#### Task prompt
Copy the lines that follow, keeping every character the same.

───── Provided entries ─────

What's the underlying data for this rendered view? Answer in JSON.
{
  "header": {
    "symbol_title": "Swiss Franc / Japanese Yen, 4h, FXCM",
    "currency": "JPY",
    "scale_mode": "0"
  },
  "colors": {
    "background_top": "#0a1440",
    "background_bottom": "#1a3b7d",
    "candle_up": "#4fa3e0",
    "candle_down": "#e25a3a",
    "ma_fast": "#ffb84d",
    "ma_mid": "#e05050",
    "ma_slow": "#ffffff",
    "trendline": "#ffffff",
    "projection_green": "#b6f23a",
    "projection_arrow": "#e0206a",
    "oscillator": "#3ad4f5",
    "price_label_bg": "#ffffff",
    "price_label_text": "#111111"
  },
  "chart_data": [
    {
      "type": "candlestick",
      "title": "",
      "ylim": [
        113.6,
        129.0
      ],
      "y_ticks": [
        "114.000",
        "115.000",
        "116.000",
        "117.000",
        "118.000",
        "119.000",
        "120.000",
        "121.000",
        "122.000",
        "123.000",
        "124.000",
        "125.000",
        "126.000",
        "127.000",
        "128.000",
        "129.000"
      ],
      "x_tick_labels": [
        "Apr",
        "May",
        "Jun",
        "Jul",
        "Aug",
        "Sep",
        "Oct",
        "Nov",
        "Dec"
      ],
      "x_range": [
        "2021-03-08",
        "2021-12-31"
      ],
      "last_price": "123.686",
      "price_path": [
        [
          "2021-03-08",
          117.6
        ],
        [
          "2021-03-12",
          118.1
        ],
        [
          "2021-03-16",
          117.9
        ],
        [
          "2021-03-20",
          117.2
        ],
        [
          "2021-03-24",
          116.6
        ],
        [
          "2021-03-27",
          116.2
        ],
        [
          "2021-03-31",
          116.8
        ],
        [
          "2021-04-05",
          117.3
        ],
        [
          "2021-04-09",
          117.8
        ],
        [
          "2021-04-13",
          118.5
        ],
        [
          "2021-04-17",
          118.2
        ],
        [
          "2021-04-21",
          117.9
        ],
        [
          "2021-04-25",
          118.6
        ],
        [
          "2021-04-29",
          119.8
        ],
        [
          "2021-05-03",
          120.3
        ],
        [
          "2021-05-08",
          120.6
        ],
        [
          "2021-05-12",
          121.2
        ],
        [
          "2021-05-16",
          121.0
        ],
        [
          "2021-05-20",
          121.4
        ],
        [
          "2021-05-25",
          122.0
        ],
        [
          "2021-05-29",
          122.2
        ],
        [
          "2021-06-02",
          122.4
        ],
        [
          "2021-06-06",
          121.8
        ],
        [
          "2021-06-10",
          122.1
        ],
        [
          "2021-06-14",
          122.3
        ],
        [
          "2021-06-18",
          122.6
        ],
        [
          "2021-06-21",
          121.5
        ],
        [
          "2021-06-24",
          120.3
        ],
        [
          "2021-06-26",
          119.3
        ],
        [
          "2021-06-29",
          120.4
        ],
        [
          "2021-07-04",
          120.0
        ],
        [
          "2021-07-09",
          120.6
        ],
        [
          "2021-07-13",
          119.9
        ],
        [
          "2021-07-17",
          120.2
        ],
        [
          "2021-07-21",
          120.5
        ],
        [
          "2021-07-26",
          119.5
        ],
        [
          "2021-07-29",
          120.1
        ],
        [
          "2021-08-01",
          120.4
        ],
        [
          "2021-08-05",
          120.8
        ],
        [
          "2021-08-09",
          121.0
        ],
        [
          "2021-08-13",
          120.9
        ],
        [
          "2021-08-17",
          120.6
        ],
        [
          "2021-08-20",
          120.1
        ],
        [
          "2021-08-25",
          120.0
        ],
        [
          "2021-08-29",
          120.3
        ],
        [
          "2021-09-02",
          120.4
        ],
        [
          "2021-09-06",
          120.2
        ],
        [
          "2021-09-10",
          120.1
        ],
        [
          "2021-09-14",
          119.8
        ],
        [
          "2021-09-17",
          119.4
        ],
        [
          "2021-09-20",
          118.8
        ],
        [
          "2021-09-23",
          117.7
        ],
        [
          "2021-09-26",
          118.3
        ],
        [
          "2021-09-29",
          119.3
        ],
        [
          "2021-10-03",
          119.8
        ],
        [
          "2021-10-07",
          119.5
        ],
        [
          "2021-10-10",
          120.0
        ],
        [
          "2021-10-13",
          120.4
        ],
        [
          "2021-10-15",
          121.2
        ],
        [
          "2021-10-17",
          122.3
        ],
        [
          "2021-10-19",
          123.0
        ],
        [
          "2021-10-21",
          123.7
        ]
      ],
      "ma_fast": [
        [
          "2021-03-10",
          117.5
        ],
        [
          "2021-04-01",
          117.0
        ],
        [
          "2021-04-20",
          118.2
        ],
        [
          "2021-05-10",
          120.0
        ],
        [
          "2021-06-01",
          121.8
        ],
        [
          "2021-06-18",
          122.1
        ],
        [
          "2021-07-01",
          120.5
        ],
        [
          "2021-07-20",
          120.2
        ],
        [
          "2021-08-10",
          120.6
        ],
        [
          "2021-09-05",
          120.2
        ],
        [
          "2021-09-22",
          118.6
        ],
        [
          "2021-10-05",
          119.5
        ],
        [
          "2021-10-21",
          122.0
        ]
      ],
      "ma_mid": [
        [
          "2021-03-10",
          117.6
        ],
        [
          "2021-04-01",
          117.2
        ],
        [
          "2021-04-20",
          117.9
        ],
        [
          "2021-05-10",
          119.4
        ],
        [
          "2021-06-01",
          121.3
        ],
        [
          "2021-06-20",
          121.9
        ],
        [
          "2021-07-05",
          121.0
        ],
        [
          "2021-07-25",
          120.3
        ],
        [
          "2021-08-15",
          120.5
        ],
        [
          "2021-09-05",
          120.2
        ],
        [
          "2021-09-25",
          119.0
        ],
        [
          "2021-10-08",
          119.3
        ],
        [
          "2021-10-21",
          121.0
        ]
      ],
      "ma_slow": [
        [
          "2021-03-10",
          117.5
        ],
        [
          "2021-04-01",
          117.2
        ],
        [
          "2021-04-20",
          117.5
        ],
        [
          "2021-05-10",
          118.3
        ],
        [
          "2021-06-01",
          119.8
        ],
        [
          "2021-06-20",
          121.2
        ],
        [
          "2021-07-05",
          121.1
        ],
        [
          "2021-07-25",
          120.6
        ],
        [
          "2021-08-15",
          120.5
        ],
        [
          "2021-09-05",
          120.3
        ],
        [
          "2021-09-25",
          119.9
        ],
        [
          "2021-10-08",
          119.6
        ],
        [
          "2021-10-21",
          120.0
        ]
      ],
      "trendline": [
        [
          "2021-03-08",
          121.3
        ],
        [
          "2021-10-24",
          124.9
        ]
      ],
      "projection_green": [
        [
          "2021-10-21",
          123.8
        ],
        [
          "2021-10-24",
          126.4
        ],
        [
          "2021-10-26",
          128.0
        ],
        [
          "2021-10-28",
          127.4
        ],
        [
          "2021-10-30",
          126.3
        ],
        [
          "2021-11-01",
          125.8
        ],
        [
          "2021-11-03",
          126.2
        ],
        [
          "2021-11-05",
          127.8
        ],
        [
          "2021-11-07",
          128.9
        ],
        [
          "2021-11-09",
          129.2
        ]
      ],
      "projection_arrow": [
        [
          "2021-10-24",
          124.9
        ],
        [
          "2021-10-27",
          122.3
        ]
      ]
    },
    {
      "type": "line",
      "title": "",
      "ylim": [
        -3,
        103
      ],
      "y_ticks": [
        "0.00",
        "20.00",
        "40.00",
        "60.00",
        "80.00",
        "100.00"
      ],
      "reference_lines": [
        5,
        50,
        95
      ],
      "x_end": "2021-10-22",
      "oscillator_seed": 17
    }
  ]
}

─────

#### Task output
What's the underlying data for this rendered view? Answer in JSON.
{
  "header": {
    "symbol_title": "Swiss Franc / Japanese Yen, 4h, FXCM",
    "currency": "JPY",
    "scale_mode": "0"
  },
  "colors": {
    "background_top": "#0a1440",
    "background_bottom": "#1a3b7d",
    "candle_up": "#4fa3e0",
    "candle_down": "#e25a3a",
    "ma_fast": "#ffb84d",
    "ma_mid": "#e05050",
    "ma_slow": "#ffffff",
    "trendline": "#ffffff",
    "projection_green": "#b6f23a",
    "projection_arrow": "#e0206a",
    "oscillator": "#3ad4f5",
    "price_label_bg": "#ffffff",
    "price_label_text": "#111111"
  },
  "chart_data": [
    {
      "type": "candlestick",
      "title": "",
      "ylim": [
        113.6,
        129.0
      ],
      "y_ticks": [
        "114.000",
        "115.000",
        "116.000",
        "117.000",
        "118.000",
        "119.000",
        "120.000",
        "121.000",
        "122.000",
        "123.000",
        "124.000",
        "125.000",
        "126.000",
        "127.000",
        "128.000",
        "129.000"
      ],
      "x_tick_labels": [
        "Apr",
        "May",
        "Jun",
        "Jul",
        "Aug",
        "Sep",
        "Oct",
        "Nov",
        "Dec"
      ],
      "x_range": [
        "2021-03-08",
        "2021-12-31"
      ],
      "last_price": "123.686",
      "price_path": [
        [
          "2021-03-08",
          117.6
        ],
        [
          "2021-03-12",
          118.1
        ],
        [
          "2021-03-16",
          117.9
        ],
        [
          "2021-03-20",
          117.2
        ],
        [
          "2021-03-24",
          116.6
        ],
        [
          "2021-03-27",
          116.2
        ],
        [
          "2021-03-31",
          116.8
        ],
        [
          "2021-04-05",
          117.3
        ],
        [
          "2021-04-09",
          117.8
        ],
        [
          "2021-04-13",
          118.5
        ],
        [
          "2021-04-17",
          118.2
        ],
        [
          "2021-04-21",
          117.9
        ],
        [
          "2021-04-25",
          118.6
        ],
        [
          "2021-04-29",
          119.8
        ],
        [
          "2021-05-03",
          120.3
        ],
        [
          "2021-05-08",
          120.6
        ],
        [
          "2021-05-12",
          121.2
        ],
        [
          "2021-05-16",
          121.0
        ],
        [
          "2021-05-20",
          121.4
        ],
        [
          "2021-05-25",
          122.0
        ],
        [
          "2021-05-29",
          122.2
        ],
        [
          "2021-06-02",
          122.4
        ],
        [
          "2021-06-06",
          121.8
        ],
        [
          "2021-06-10",
          122.1
        ],
        [
          "2021-06-14",
          122.3
        ],
        [
          "2021-06-18",
          122.6
        ],
        [
          "2021-06-21",
          121.5
        ],
        [
          "2021-06-24",
          120.3
        ],
        [
          "2021-06-26",
          119.3
        ],
        [
          "2021-06-29",
          120.4
        ],
        [
          "2021-07-04",
          120.0
        ],
        [
          "2021-07-09",
          120.6
        ],
        [
          "2021-07-13",
          119.9
        ],
        [
          "2021-07-17",
          120.2
        ],
        [
          "2021-07-21",
          120.5
        ],
        [
          "2021-07-26",
          119.5
        ],
        [
          "2021-07-29",
          120.1
        ],
        [
          "2021-08-01",
          120.4
        ],
        [
          "2021-08-05",
          120.8
        ],
        [
          "2021-08-09",
          121.0
        ],
        [
          "2021-08-13",
          120.9
        ],
        [
          "2021-08-17",
          120.6
        ],
        [
          "2021-08-20",
          120.1
        ],
        [
          "2021-08-25",
          120.0
        ],
        [
          "2021-08-29",
          120.3
        ],
        [
          "2021-09-02",
          120.4
        ],
        [
          "2021-09-06",
          120.2
        ],
        [
          "2021-09-10",
          120.1
        ],
        [
          "2021-09-14",
          119.8
        ],
        [
          "2021-09-17",
          119.4
        ],
        [
          "2021-09-20",
          118.8
        ],
        [
          "2021-09-23",
          117.7
        ],
        [
          "2021-09-26",
          118.3
        ],
        [
          "2021-09-29",
          119.3
        ],
        [
          "2021-10-03",
          119.8
        ],
        [
          "2021-10-07",
          119.5
        ],
        [
          "2021-10-10",
          120.0
        ],
        [
          "2021-10-13",
          120.4
        ],
        [
          "2021-10-15",
          121.2
        ],
        [
          "2021-10-17",
          122.3
        ],
        [
          "2021-10-19",
          123.0
        ],
        [
          "2021-10-21",
          123.7
        ]
      ],
      "ma_fast": [
        [
          "2021-03-10",
          117.5
        ],
        [
          "2021-04-01",
          117.0
        ],
        [
          "2021-04-20",
          118.2
        ],
        [
          "2021-05-10",
          120.0
        ],
        [
          "2021-06-01",
          121.8
        ],
        [
          "2021-06-18",
          122.1
        ],
        [
          "2021-07-01",
          120.5
        ],
        [
          "2021-07-20",
          120.2
        ],
        [
          "2021-08-10",
          120.6
        ],
        [
          "2021-09-05",
          120.2
        ],
        [
          "2021-09-22",
          118.6
        ],
        [
          "2021-10-05",
          119.5
        ],
        [
          "2021-10-21",
          122.0
        ]
      ],
      "ma_mid": [
        [
          "2021-03-10",
          117.6
        ],
        [
          "2021-04-01",
          117.2
        ],
        [
          "2021-04-20",
          117.9
        ],
        [
          "2021-05-10",
          119.4
        ],
        [
          "2021-06-01",
          121.3
        ],
        [
          "2021-06-20",
          121.9
        ],
        [
          "2021-07-05",
          121.0
        ],
        [
          "2021-07-25",
          120.3
        ],
        [
          "2021-08-15",
          120.5
        ],
        [
          "2021-09-05",
          120.2
        ],
        [
          "2021-09-25",
          119.0
        ],
        [
          "2021-10-08",
          119.3
        ],
        [
          "2021-10-21",
          121.0
        ]
      ],
      "ma_slow": [
        [
          "2021-03-10",
          117.5
        ],
        [
          "2021-04-01",
          117.2
        ],
        [
          "2021-04-20",
          117.5
        ],
        [
          "2021-05-10",
          118.3
        ],
        [
          "2021-06-01",
          119.8
        ],
        [
          "2021-06-20",
          121.2
        ],
        [
          "2021-07-05",
          121.1
        ],
        [
          "2021-07-25",
          120.6
        ],
        [
          "2021-08-15",
          120.5
        ],
        [
          "2021-09-05",
          120.3
        ],
        [
          "2021-09-25",
          119.9
        ],
        [
          "2021-10-08",
          119.6
        ],
        [
          "2021-10-21",
          120.0
        ]
      ],
      "trendline": [
        [
          "2021-03-08",
          121.3
        ],
        [
          "2021-10-24",
          124.9
        ]
      ],
      "projection_green": [
        [
          "2021-10-21",
          123.8
        ],
        [
          "2021-10-24",
          126.4
        ],
        [
          "2021-10-26",
          128.0
        ],
        [
          "2021-10-28",
          127.4
        ],
        [
          "2021-10-30",
          126.3
        ],
        [
          "2021-11-01",
          125.8
        ],
        [
          "2021-11-03",
          126.2
        ],
        [
          "2021-11-05",
          127.8
        ],
        [
          "2021-11-07",
          128.9
        ],
        [
          "2021-11-09",
          129.2
        ]
      ],
      "projection_arrow": [
        [
          "2021-10-24",
          124.9
        ],
        [
          "2021-10-27",
          122.3
        ]
      ]
    },
    {
      "type": "line",
      "title": "",
      "ylim": [
        -3,
        103
      ],
      "y_ticks": [
        "0.00",
        "20.00",
        "40.00",
        "60.00",
        "80.00",
        "100.00"
      ],
      "reference_lines": [
        5,
        50,
        95
      ],
      "x_end": "2021-10-22",
      "oscillator_seed": 17
    }
  ]
}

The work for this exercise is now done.